» **Supplied material**:
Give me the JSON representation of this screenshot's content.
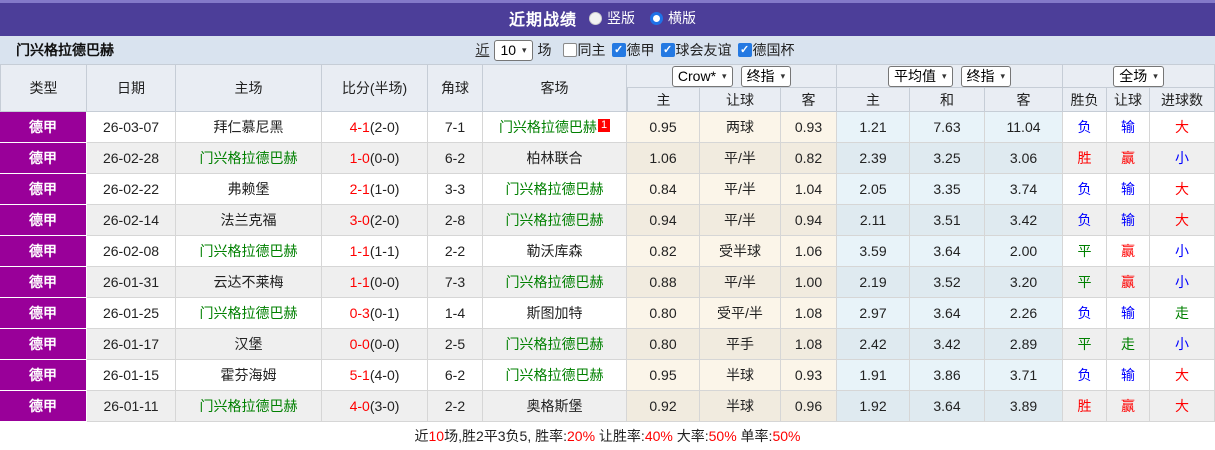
{
  "title_bar": {
    "title": "近期战绩",
    "radio_vertical": "竖版",
    "radio_horizontal": "横版",
    "vertical_selected": false,
    "horizontal_selected": true
  },
  "filter_bar": {
    "team_name": "门兴格拉德巴赫",
    "recent_label": "近",
    "count_value": "10",
    "games_label": "场",
    "checkboxes": [
      {
        "label": "同主",
        "checked": false
      },
      {
        "label": "德甲",
        "checked": true
      },
      {
        "label": "球会友谊",
        "checked": true
      },
      {
        "label": "德国杯",
        "checked": true
      }
    ]
  },
  "table": {
    "static_headers": [
      "类型",
      "日期",
      "主场",
      "比分(半场)",
      "角球",
      "客场"
    ],
    "selects": {
      "crow": "Crow*",
      "crow_final": "终指",
      "avg": "平均值",
      "avg_final": "终指",
      "full_match": "全场"
    },
    "sub_headers": [
      "主",
      "让球",
      "客",
      "主",
      "和",
      "客",
      "胜负",
      "让球",
      "进球数"
    ],
    "rows": [
      {
        "type": "德甲",
        "date": "26-03-07",
        "home": "拜仁慕尼黑",
        "home_green": false,
        "score": "4-1",
        "half": "(2-0)",
        "corner": "7-1",
        "away": "门兴格拉德巴赫",
        "away_green": true,
        "badge": "1",
        "odds": [
          "0.95",
          "两球",
          "0.93"
        ],
        "avg": [
          "1.21",
          "7.63",
          "11.04"
        ],
        "results": [
          {
            "text": "负",
            "color": "blue"
          },
          {
            "text": "输",
            "color": "blue"
          },
          {
            "text": "大",
            "color": "red"
          }
        ]
      },
      {
        "type": "德甲",
        "date": "26-02-28",
        "home": "门兴格拉德巴赫",
        "home_green": true,
        "score": "1-0",
        "half": "(0-0)",
        "corner": "6-2",
        "away": "柏林联合",
        "away_green": false,
        "badge": "",
        "odds": [
          "1.06",
          "平/半",
          "0.82"
        ],
        "avg": [
          "2.39",
          "3.25",
          "3.06"
        ],
        "results": [
          {
            "text": "胜",
            "color": "red"
          },
          {
            "text": "赢",
            "color": "red"
          },
          {
            "text": "小",
            "color": "blue"
          }
        ]
      },
      {
        "type": "德甲",
        "date": "26-02-22",
        "home": "弗赖堡",
        "home_green": false,
        "score": "2-1",
        "half": "(1-0)",
        "corner": "3-3",
        "away": "门兴格拉德巴赫",
        "away_green": true,
        "badge": "",
        "odds": [
          "0.84",
          "平/半",
          "1.04"
        ],
        "avg": [
          "2.05",
          "3.35",
          "3.74"
        ],
        "results": [
          {
            "text": "负",
            "color": "blue"
          },
          {
            "text": "输",
            "color": "blue"
          },
          {
            "text": "大",
            "color": "red"
          }
        ]
      },
      {
        "type": "德甲",
        "date": "26-02-14",
        "home": "法兰克福",
        "home_green": false,
        "score": "3-0",
        "half": "(2-0)",
        "corner": "2-8",
        "away": "门兴格拉德巴赫",
        "away_green": true,
        "badge": "",
        "odds": [
          "0.94",
          "平/半",
          "0.94"
        ],
        "avg": [
          "2.11",
          "3.51",
          "3.42"
        ],
        "results": [
          {
            "text": "负",
            "color": "blue"
          },
          {
            "text": "输",
            "color": "blue"
          },
          {
            "text": "大",
            "color": "red"
          }
        ]
      },
      {
        "type": "德甲",
        "date": "26-02-08",
        "home": "门兴格拉德巴赫",
        "home_green": true,
        "score": "1-1",
        "half": "(1-1)",
        "corner": "2-2",
        "away": "勒沃库森",
        "away_green": false,
        "badge": "",
        "odds": [
          "0.82",
          "受半球",
          "1.06"
        ],
        "avg": [
          "3.59",
          "3.64",
          "2.00"
        ],
        "results": [
          {
            "text": "平",
            "color": "green"
          },
          {
            "text": "赢",
            "color": "red"
          },
          {
            "text": "小",
            "color": "blue"
          }
        ]
      },
      {
        "type": "德甲",
        "date": "26-01-31",
        "home": "云达不莱梅",
        "home_green": false,
        "score": "1-1",
        "half": "(0-0)",
        "corner": "7-3",
        "away": "门兴格拉德巴赫",
        "away_green": true,
        "badge": "",
        "odds": [
          "0.88",
          "平/半",
          "1.00"
        ],
        "avg": [
          "2.19",
          "3.52",
          "3.20"
        ],
        "results": [
          {
            "text": "平",
            "color": "green"
          },
          {
            "text": "赢",
            "color": "red"
          },
          {
            "text": "小",
            "color": "blue"
          }
        ]
      },
      {
        "type": "德甲",
        "date": "26-01-25",
        "home": "门兴格拉德巴赫",
        "home_green": true,
        "score": "0-3",
        "half": "(0-1)",
        "corner": "1-4",
        "away": "斯图加特",
        "away_green": false,
        "badge": "",
        "odds": [
          "0.80",
          "受平/半",
          "1.08"
        ],
        "avg": [
          "2.97",
          "3.64",
          "2.26"
        ],
        "results": [
          {
            "text": "负",
            "color": "blue"
          },
          {
            "text": "输",
            "color": "blue"
          },
          {
            "text": "走",
            "color": "green"
          }
        ]
      },
      {
        "type": "德甲",
        "date": "26-01-17",
        "home": "汉堡",
        "home_green": false,
        "score": "0-0",
        "half": "(0-0)",
        "corner": "2-5",
        "away": "门兴格拉德巴赫",
        "away_green": true,
        "badge": "",
        "odds": [
          "0.80",
          "平手",
          "1.08"
        ],
        "avg": [
          "2.42",
          "3.42",
          "2.89"
        ],
        "results": [
          {
            "text": "平",
            "color": "green"
          },
          {
            "text": "走",
            "color": "green"
          },
          {
            "text": "小",
            "color": "blue"
          }
        ]
      },
      {
        "type": "德甲",
        "date": "26-01-15",
        "home": "霍芬海姆",
        "home_green": false,
        "score": "5-1",
        "half": "(4-0)",
        "corner": "6-2",
        "away": "门兴格拉德巴赫",
        "away_green": true,
        "badge": "",
        "odds": [
          "0.95",
          "半球",
          "0.93"
        ],
        "avg": [
          "1.91",
          "3.86",
          "3.71"
        ],
        "results": [
          {
            "text": "负",
            "color": "blue"
          },
          {
            "text": "输",
            "color": "blue"
          },
          {
            "text": "大",
            "color": "red"
          }
        ]
      },
      {
        "type": "德甲",
        "date": "26-01-11",
        "home": "门兴格拉德巴赫",
        "home_green": true,
        "score": "4-0",
        "half": "(3-0)",
        "corner": "2-2",
        "away": "奥格斯堡",
        "away_green": false,
        "badge": "",
        "odds": [
          "0.92",
          "半球",
          "0.96"
        ],
        "avg": [
          "1.92",
          "3.64",
          "3.89"
        ],
        "results": [
          {
            "text": "胜",
            "color": "red"
          },
          {
            "text": "赢",
            "color": "red"
          },
          {
            "text": "大",
            "color": "red"
          }
        ]
      }
    ]
  },
  "footer": {
    "parts": [
      {
        "text": "近",
        "red": false
      },
      {
        "text": "10",
        "red": true
      },
      {
        "text": "场,胜2平3负5, 胜率:",
        "red": false
      },
      {
        "text": "20%",
        "red": true
      },
      {
        "text": " 让胜率:",
        "red": false
      },
      {
        "text": "40%",
        "red": true
      },
      {
        "text": " 大率:",
        "red": false
      },
      {
        "text": "50%",
        "red": true
      },
      {
        "text": " 单率:",
        "red": false
      },
      {
        "text": "50%",
        "red": true
      }
    ]
  },
  "colors": {
    "topbar": "#4c3e99",
    "filterbar": "#d9e3ef",
    "league_badge": "#990099",
    "team_highlight": "#008000",
    "win_red": "#ff0000",
    "loss_blue": "#0000ff",
    "draw_green": "#008000",
    "odds_bg": "#fbf5e9",
    "avg_bg": "#e8f3f9"
  }
}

» **What is being asked**: Do not include images; quote all of the entries above exactly.

» **Expected output**:
Give me the JSON representation of this screenshot's content.
{
  "title_bar": {
    "title": "近期战绩",
    "radio_vertical": "竖版",
    "radio_horizontal": "横版",
    "vertical_selected": false,
    "horizontal_selected": true
  },
  "filter_bar": {
    "team_name": "门兴格拉德巴赫",
    "recent_label": "近",
    "count_value": "10",
    "games_label": "场",
    "checkboxes": [
      {
        "label": "同主",
        "checked": false
      },
      {
        "label": "德甲",
        "checked": true
      },
      {
        "label": "球会友谊",
        "checked": true
      },
      {
        "label": "德国杯",
        "checked": true
      }
    ]
  },
  "table": {
    "static_headers": [
      "类型",
      "日期",
      "主场",
      "比分(半场)",
      "角球",
      "客场"
    ],
    "selects": {
      "crow": "Crow*",
      "crow_final": "终指",
      "avg": "平均值",
      "avg_final": "终指",
      "full_match": "全场"
    },
    "sub_headers": [
      "主",
      "让球",
      "客",
      "主",
      "和",
      "客",
      "胜负",
      "让球",
      "进球数"
    ],
    "rows": [
      {
        "type": "德甲",
        "date": "26-03-07",
        "home": "拜仁慕尼黑",
        "home_green": false,
        "score": "4-1",
        "half": "(2-0)",
        "corner": "7-1",
        "away": "门兴格拉德巴赫",
        "away_green": true,
        "badge": "1",
        "odds": [
          "0.95",
          "两球",
          "0.93"
        ],
        "avg": [
          "1.21",
          "7.63",
          "11.04"
        ],
        "results": [
          {
            "text": "负",
            "color": "blue"
          },
          {
            "text": "输",
            "color": "blue"
          },
          {
            "text": "大",
            "color": "red"
          }
        ]
      },
      {
        "type": "德甲",
        "date": "26-02-28",
        "home": "门兴格拉德巴赫",
        "home_green": true,
        "score": "1-0",
        "half": "(0-0)",
        "corner": "6-2",
        "away": "柏林联合",
        "away_green": false,
        "badge": "",
        "odds": [
          "1.06",
          "平/半",
          "0.82"
        ],
        "avg": [
          "2.39",
          "3.25",
          "3.06"
        ],
        "results": [
          {
            "text": "胜",
            "color": "red"
          },
          {
            "text": "赢",
            "color": "red"
          },
          {
            "text": "小",
            "color": "blue"
          }
        ]
      },
      {
        "type": "德甲",
        "date": "26-02-22",
        "home": "弗赖堡",
        "home_green": false,
        "score": "2-1",
        "half": "(1-0)",
        "corner": "3-3",
        "away": "门兴格拉德巴赫",
        "away_green": true,
        "badge": "",
        "odds": [
          "0.84",
          "平/半",
          "1.04"
        ],
        "avg": [
          "2.05",
          "3.35",
          "3.74"
        ],
        "results": [
          {
            "text": "负",
            "color": "blue"
          },
          {
            "text": "输",
            "color": "blue"
          },
          {
            "text": "大",
            "color": "red"
          }
        ]
      },
      {
        "type": "德甲",
        "date": "26-02-14",
        "home": "法兰克福",
        "home_green": false,
        "score": "3-0",
        "half": "(2-0)",
        "corner": "2-8",
        "away": "门兴格拉德巴赫",
        "away_green": true,
        "badge": "",
        "odds": [
          "0.94",
          "平/半",
          "0.94"
        ],
        "avg": [
          "2.11",
          "3.51",
          "3.42"
        ],
        "results": [
          {
            "text": "负",
            "color": "blue"
          },
          {
            "text": "输",
            "color": "blue"
          },
          {
            "text": "大",
            "color": "red"
          }
        ]
      },
      {
        "type": "德甲",
        "date": "26-02-08",
        "home": "门兴格拉德巴赫",
        "home_green": true,
        "score": "1-1",
        "half": "(1-1)",
        "corner": "2-2",
        "away": "勒沃库森",
        "away_green": false,
        "badge": "",
        "odds": [
          "0.82",
          "受半球",
          "1.06"
        ],
        "avg": [
          "3.59",
          "3.64",
          "2.00"
        ],
        "results": [
          {
            "text": "平",
            "color": "green"
          },
          {
            "text": "赢",
            "color": "red"
          },
          {
            "text": "小",
            "color": "blue"
          }
        ]
      },
      {
        "type": "德甲",
        "date": "26-01-31",
        "home": "云达不莱梅",
        "home_green": false,
        "score": "1-1",
        "half": "(0-0)",
        "corner": "7-3",
        "away": "门兴格拉德巴赫",
        "away_green": true,
        "badge": "",
        "odds": [
          "0.88",
          "平/半",
          "1.00"
        ],
        "avg": [
          "2.19",
          "3.52",
          "3.20"
        ],
        "results": [
          {
            "text": "平",
            "color": "green"
          },
          {
            "text": "赢",
            "color": "red"
          },
          {
            "text": "小",
            "color": "blue"
          }
        ]
      },
      {
        "type": "德甲",
        "date": "26-01-25",
        "home": "门兴格拉德巴赫",
        "home_green": true,
        "score": "0-3",
        "half": "(0-1)",
        "corner": "1-4",
        "away": "斯图加特",
        "away_green": false,
        "badge": "",
        "odds": [
          "0.80",
          "受平/半",
          "1.08"
        ],
        "avg": [
          "2.97",
          "3.64",
          "2.26"
        ],
        "results": [
          {
            "text": "负",
            "color": "blue"
          },
          {
            "text": "输",
            "color": "blue"
          },
          {
            "text": "走",
            "color": "green"
          }
        ]
      },
      {
        "type": "德甲",
        "date": "26-01-17",
        "home": "汉堡",
        "home_green": false,
        "score": "0-0",
        "half": "(0-0)",
        "corner": "2-5",
        "away": "门兴格拉德巴赫",
        "away_green": true,
        "badge": "",
        "odds": [
          "0.80",
          "平手",
          "1.08"
        ],
        "avg": [
          "2.42",
          "3.42",
          "2.89"
        ],
        "results": [
          {
            "text": "平",
            "color": "green"
          },
          {
            "text": "走",
            "color": "green"
          },
          {
            "text": "小",
            "color": "blue"
          }
        ]
      },
      {
        "type": "德甲",
        "date": "26-01-15",
        "home": "霍芬海姆",
        "home_green": false,
        "score": "5-1",
        "half": "(4-0)",
        "corner": "6-2",
        "away": "门兴格拉德巴赫",
        "away_green": true,
        "badge": "",
        "odds": [
          "0.95",
          "半球",
          "0.93"
        ],
        "avg": [
          "1.91",
          "3.86",
          "3.71"
        ],
        "results": [
          {
            "text": "负",
            "color": "blue"
          },
          {
            "text": "输",
            "color": "blue"
          },
          {
            "text": "大",
            "color": "red"
          }
        ]
      },
      {
        "type": "德甲",
        "date": "26-01-11",
        "home": "门兴格拉德巴赫",
        "home_green": true,
        "score": "4-0",
        "half": "(3-0)",
        "corner": "2-2",
        "away": "奥格斯堡",
        "away_green": false,
        "badge": "",
        "odds": [
          "0.92",
          "半球",
          "0.96"
        ],
        "avg": [
          "1.92",
          "3.64",
          "3.89"
        ],
        "results": [
          {
            "text": "胜",
            "color": "red"
          },
          {
            "text": "赢",
            "color": "red"
          },
          {
            "text": "大",
            "color": "red"
          }
        ]
      }
    ]
  },
  "footer": {
    "parts": [
      {
        "text": "近",
        "red": false
      },
      {
        "text": "10",
        "red": true
      },
      {
        "text": "场,胜2平3负5, 胜率:",
        "red": false
      },
      {
        "text": "20%",
        "red": true
      },
      {
        "text": " 让胜率:",
        "red": false
      },
      {
        "text": "40%",
        "red": true
      },
      {
        "text": " 大率:",
        "red": false
      },
      {
        "text": "50%",
        "red": true
      },
      {
        "text": " 单率:",
        "red": false
      },
      {
        "text": "50%",
        "red": true
      }
    ]
  },
  "colors": {
    "topbar": "#4c3e99",
    "filterbar": "#d9e3ef",
    "league_badge": "#990099",
    "team_highlight": "#008000",
    "win_red": "#ff0000",
    "loss_blue": "#0000ff",
    "draw_green": "#008000",
    "odds_bg": "#fbf5e9",
    "avg_bg": "#e8f3f9"
  }
}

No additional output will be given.